> [Source material]:
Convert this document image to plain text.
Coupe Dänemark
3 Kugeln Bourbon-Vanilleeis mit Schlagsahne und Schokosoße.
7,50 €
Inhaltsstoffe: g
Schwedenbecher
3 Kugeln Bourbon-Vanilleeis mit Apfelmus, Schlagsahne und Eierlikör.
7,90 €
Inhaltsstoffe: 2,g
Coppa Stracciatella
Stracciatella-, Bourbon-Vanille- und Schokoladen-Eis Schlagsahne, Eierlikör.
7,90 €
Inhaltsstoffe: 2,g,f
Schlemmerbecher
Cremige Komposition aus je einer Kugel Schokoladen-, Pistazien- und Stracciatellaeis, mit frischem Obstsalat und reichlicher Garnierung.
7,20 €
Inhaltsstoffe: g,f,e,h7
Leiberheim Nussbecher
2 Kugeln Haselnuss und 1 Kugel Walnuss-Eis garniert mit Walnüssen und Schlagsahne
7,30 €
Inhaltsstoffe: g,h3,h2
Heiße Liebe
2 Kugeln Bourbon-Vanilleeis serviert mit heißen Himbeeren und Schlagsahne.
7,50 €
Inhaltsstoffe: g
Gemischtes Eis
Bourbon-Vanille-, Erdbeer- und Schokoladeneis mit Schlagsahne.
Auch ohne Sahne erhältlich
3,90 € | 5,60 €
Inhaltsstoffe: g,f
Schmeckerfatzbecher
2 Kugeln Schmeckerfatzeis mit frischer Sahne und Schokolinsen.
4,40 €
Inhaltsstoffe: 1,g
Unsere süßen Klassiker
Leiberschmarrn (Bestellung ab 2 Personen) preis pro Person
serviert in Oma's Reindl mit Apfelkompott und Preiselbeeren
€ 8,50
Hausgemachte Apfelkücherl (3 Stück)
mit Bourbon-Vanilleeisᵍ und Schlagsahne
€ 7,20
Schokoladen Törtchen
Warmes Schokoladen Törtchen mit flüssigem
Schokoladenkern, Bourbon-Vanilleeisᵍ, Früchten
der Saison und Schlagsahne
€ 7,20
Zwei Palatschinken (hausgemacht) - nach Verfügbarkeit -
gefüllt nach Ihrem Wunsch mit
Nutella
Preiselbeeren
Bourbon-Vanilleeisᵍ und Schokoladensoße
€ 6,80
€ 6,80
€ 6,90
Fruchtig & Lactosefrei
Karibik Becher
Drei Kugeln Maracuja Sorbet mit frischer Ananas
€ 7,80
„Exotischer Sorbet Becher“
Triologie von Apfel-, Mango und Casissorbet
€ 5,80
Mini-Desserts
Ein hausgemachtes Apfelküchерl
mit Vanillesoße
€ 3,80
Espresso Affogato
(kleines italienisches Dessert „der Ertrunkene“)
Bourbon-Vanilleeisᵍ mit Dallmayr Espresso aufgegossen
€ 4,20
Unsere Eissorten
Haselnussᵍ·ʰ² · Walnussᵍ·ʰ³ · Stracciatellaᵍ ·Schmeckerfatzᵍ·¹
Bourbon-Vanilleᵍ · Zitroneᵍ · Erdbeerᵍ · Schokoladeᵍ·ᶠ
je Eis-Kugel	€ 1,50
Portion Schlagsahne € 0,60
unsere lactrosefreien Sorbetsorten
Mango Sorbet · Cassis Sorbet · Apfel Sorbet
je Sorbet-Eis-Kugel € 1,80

> [Challenge]: Which lines contain the word "Mango"? Return each of them.

> [Solved problem]:
Triologie von Apfel-, Mango und Casissorbet
Mango Sorbet · Cassis Sorbet · Apfel Sorbet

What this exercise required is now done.